WORK REQUIRED = Copy out each line exactly as it appears.

Data entries =

********

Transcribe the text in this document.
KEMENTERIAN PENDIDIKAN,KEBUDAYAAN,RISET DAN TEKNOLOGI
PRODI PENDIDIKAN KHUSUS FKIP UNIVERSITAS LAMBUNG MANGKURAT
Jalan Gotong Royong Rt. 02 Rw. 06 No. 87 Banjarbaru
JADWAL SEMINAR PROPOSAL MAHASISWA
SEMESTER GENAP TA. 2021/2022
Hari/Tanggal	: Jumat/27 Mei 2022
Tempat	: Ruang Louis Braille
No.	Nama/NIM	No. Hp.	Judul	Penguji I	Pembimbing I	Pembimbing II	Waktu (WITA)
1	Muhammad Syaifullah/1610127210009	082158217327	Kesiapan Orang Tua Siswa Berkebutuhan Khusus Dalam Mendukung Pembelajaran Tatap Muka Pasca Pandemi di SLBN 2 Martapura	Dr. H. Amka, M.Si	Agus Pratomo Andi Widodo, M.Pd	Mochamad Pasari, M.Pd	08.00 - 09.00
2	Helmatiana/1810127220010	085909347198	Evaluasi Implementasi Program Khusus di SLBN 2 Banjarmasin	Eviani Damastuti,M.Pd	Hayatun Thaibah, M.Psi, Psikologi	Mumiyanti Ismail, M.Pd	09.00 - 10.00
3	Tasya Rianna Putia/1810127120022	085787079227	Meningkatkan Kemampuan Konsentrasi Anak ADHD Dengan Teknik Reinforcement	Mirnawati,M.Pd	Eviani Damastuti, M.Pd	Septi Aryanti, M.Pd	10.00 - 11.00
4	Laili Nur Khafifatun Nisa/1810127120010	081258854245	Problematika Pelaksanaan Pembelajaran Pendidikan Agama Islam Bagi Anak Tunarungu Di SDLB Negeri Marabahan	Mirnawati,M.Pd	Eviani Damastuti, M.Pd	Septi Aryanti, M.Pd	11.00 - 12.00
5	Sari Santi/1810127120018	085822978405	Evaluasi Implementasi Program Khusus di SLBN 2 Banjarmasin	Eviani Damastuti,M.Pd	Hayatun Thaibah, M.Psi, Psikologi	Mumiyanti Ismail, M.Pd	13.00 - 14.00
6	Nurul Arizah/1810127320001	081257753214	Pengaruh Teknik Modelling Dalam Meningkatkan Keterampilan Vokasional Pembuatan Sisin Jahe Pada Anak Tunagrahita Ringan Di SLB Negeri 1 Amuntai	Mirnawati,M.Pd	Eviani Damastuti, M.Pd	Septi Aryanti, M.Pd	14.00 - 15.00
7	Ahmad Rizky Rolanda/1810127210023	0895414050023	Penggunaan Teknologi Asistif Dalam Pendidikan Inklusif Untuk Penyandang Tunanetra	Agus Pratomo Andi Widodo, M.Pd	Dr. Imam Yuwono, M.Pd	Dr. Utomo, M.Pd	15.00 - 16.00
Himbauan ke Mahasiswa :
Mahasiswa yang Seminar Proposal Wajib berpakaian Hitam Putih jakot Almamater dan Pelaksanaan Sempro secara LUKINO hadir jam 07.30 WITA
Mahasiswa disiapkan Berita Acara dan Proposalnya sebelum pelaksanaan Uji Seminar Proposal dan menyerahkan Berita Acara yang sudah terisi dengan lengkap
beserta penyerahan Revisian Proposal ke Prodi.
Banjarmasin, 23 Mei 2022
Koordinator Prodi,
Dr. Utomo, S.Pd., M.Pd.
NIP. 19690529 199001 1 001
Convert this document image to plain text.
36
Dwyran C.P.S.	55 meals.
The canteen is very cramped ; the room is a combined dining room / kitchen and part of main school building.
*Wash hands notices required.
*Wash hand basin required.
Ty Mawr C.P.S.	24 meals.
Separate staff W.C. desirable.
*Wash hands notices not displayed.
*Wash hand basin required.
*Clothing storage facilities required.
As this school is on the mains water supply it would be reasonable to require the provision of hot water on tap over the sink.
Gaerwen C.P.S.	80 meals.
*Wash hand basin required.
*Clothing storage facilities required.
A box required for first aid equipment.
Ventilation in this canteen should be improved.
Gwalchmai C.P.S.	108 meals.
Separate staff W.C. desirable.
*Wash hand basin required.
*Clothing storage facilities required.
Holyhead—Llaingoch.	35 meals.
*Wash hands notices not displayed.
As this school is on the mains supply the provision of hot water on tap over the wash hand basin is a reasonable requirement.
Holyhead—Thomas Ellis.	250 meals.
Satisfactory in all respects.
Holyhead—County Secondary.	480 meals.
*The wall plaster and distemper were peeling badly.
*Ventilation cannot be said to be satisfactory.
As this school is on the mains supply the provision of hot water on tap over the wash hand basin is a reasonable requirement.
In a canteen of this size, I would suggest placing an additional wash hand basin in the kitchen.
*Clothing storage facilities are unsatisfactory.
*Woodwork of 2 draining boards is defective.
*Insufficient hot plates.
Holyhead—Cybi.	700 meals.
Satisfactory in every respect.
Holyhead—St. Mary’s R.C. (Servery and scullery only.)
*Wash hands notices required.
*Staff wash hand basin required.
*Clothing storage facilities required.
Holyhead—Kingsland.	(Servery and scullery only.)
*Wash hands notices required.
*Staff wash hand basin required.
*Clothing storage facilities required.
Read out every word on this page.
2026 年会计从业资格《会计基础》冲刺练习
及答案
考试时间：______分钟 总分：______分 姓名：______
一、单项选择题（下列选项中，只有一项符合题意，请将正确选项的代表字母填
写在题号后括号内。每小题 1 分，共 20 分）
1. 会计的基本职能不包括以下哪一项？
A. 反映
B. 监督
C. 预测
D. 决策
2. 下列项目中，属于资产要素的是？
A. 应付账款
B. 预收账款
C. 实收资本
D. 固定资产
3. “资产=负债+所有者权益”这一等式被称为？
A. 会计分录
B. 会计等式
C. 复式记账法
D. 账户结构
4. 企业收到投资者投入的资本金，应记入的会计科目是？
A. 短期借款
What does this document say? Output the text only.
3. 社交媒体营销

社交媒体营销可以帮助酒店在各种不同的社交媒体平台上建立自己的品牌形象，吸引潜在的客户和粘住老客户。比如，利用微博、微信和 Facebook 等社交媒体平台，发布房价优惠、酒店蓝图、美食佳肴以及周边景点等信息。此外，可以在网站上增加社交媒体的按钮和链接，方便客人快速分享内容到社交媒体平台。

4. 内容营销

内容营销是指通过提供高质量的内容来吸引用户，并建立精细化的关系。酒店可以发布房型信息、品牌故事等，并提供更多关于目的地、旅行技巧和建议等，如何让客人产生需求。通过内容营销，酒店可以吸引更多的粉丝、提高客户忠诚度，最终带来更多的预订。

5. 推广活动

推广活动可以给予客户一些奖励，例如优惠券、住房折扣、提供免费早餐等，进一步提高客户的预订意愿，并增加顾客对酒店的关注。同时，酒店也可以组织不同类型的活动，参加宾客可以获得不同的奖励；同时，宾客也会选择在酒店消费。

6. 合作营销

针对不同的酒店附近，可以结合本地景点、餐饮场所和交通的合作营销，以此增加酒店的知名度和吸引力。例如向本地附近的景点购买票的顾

********

OUTPUT OF THE TASK =
Transcribe the text in this document.
KEMENTERIAN PENDIDIKAN,KEBUDAYAAN,RISET DAN TEKNOLOGI
PRODI PENDIDIKAN KHUSUS FKIP UNIVERSITAS LAMBUNG MANGKURAT
Jalan Gotong Royong Rt. 02 Rw. 06 No. 87 Banjarbaru
JADWAL SEMINAR PROPOSAL MAHASISWA
SEMESTER GENAP TA. 2021/2022
Hari/Tanggal	: Jumat/27 Mei 2022
Tempat	: Ruang Louis Braille
No.	Nama/NIM	No. Hp.	Judul	Penguji I	Pembimbing I	Pembimbing II	Waktu (WITA)
1	Muhammad Syaifullah/1610127210009	082158217327	Kesiapan Orang Tua Siswa Berkebutuhan Khusus Dalam Mendukung Pembelajaran Tatap Muka Pasca Pandemi di SLBN 2 Martapura	Dr. H. Amka, M.Si	Agus Pratomo Andi Widodo, M.Pd	Mochamad Pasari, M.Pd	08.00 - 09.00
2	Helmatiana/1810127220010	085909347198	Evaluasi Implementasi Program Khusus di SLBN 2 Banjarmasin	Eviani Damastuti,M.Pd	Hayatun Thaibah, M.Psi, Psikologi	Mumiyanti Ismail, M.Pd	09.00 - 10.00
3	Tasya Rianna Putia/1810127120022	085787079227	Meningkatkan Kemampuan Konsentrasi Anak ADHD Dengan Teknik Reinforcement	Mirnawati,M.Pd	Eviani Damastuti, M.Pd	Septi Aryanti, M.Pd	10.00 - 11.00
4	Laili Nur Khafifatun Nisa/1810127120010	081258854245	Problematika Pelaksanaan Pembelajaran Pendidikan Agama Islam Bagi Anak Tunarungu Di SDLB Negeri Marabahan	Mirnawati,M.Pd	Eviani Damastuti, M.Pd	Septi Aryanti, M.Pd	11.00 - 12.00
5	Sari Santi/1810127120018	085822978405	Evaluasi Implementasi Program Khusus di SLBN 2 Banjarmasin	Eviani Damastuti,M.Pd	Hayatun Thaibah, M.Psi, Psikologi	Mumiyanti Ismail, M.Pd	13.00 - 14.00
6	Nurul Arizah/1810127320001	081257753214	Pengaruh Teknik Modelling Dalam Meningkatkan Keterampilan Vokasional Pembuatan Sisin Jahe Pada Anak Tunagrahita Ringan Di SLB Negeri 1 Amuntai	Mirnawati,M.Pd	Eviani Damastuti, M.Pd	Septi Aryanti, M.Pd	14.00 - 15.00
7	Ahmad Rizky Rolanda/1810127210023	0895414050023	Penggunaan Teknologi Asistif Dalam Pendidikan Inklusif Untuk Penyandang Tunanetra	Agus Pratomo Andi Widodo, M.Pd	Dr. Imam Yuwono, M.Pd	Dr. Utomo, M.Pd	15.00 - 16.00
Himbauan ke Mahasiswa :
Mahasiswa yang Seminar Proposal Wajib berpakaian Hitam Putih jakot Almamater dan Pelaksanaan Sempro secara LUKINO hadir jam 07.30 WITA
Mahasiswa disiapkan Berita Acara dan Proposalnya sebelum pelaksanaan Uji Seminar Proposal dan menyerahkan Berita Acara yang sudah terisi dengan lengkap
beserta penyerahan Revisian Proposal ke Prodi.
Banjarmasin, 23 Mei 2022
Koordinator Prodi,
Dr. Utomo, S.Pd., M.Pd.
NIP. 19690529 199001 1 001
Convert this document image to plain text.
36
Dwyran C.P.S.	55 meals.
The canteen is very cramped ; the room is a combined dining room / kitchen and part of main school building.
*Wash hands notices required.
*Wash hand basin required.
Ty Mawr C.P.S.	24 meals.
Separate staff W.C. desirable.
*Wash hands notices not displayed.
*Wash hand basin required.
*Clothing storage facilities required.
As this school is on the mains water supply it would be reasonable to require the provision of hot water on tap over the sink.
Gaerwen C.P.S.	80 meals.
*Wash hand basin required.
*Clothing storage facilities required.
A box required for first aid equipment.
Ventilation in this canteen should be improved.
Gwalchmai C.P.S.	108 meals.
Separate staff W.C. desirable.
*Wash hand basin required.
*Clothing storage facilities required.
Holyhead—Llaingoch.	35 meals.
*Wash hands notices not displayed.
As this school is on the mains supply the provision of hot water on tap over the wash hand basin is a reasonable requirement.
Holyhead—Thomas Ellis.	250 meals.
Satisfactory in all respects.
Holyhead—County Secondary.	480 meals.
*The wall plaster and distemper were peeling badly.
*Ventilation cannot be said to be satisfactory.
As this school is on the mains supply the provision of hot water on tap over the wash hand basin is a reasonable requirement.
In a canteen of this size, I would suggest placing an additional wash hand basin in the kitchen.
*Clothing storage facilities are unsatisfactory.
*Woodwork of 2 draining boards is defective.
*Insufficient hot plates.
Holyhead—Cybi.	700 meals.
Satisfactory in every respect.
Holyhead—St. Mary’s R.C. (Servery and scullery only.)
*Wash hands notices required.
*Staff wash hand basin required.
*Clothing storage facilities required.
Holyhead—Kingsland.	(Servery and scullery only.)
*Wash hands notices required.
*Staff wash hand basin required.
*Clothing storage facilities required.
Read out every word on this page.
2026 年会计从业资格《会计基础》冲刺练习
及答案
考试时间：______分钟 总分：______分 姓名：______
一、单项选择题（下列选项中，只有一项符合题意，请将正确选项的代表字母填
写在题号后括号内。每小题 1 分，共 20 分）
1. 会计的基本职能不包括以下哪一项？
A. 反映
B. 监督
C. 预测
D. 决策
2. 下列项目中，属于资产要素的是？
A. 应付账款
B. 预收账款
C. 实收资本
D. 固定资产
3. “资产=负债+所有者权益”这一等式被称为？
A. 会计分录
B. 会计等式
C. 复式记账法
D. 账户结构
4. 企业收到投资者投入的资本金，应记入的会计科目是？
A. 短期借款
What does this document say? Output the text only.
3. 社交媒体营销

社交媒体营销可以帮助酒店在各种不同的社交媒体平台上建立自己的品牌形象，吸引潜在的客户和粘住老客户。比如，利用微博、微信和 Facebook 等社交媒体平台，发布房价优惠、酒店蓝图、美食佳肴以及周边景点等信息。此外，可以在网站上增加社交媒体的按钮和链接，方便客人快速分享内容到社交媒体平台。

4. 内容营销

内容营销是指通过提供高质量的内容来吸引用户，并建立精细化的关系。酒店可以发布房型信息、品牌故事等，并提供更多关于目的地、旅行技巧和建议等，如何让客人产生需求。通过内容营销，酒店可以吸引更多的粉丝、提高客户忠诚度，最终带来更多的预订。

5. 推广活动

推广活动可以给予客户一些奖励，例如优惠券、住房折扣、提供免费早餐等，进一步提高客户的预订意愿，并增加顾客对酒店的关注。同时，酒店也可以组织不同类型的活动，参加宾客可以获得不同的奖励；同时，宾客也会选择在酒店消费。

6. 合作营销

针对不同的酒店附近，可以结合本地景点、餐饮场所和交通的合作营销，以此增加酒店的知名度和吸引力。例如向本地附近的景点购买票的顾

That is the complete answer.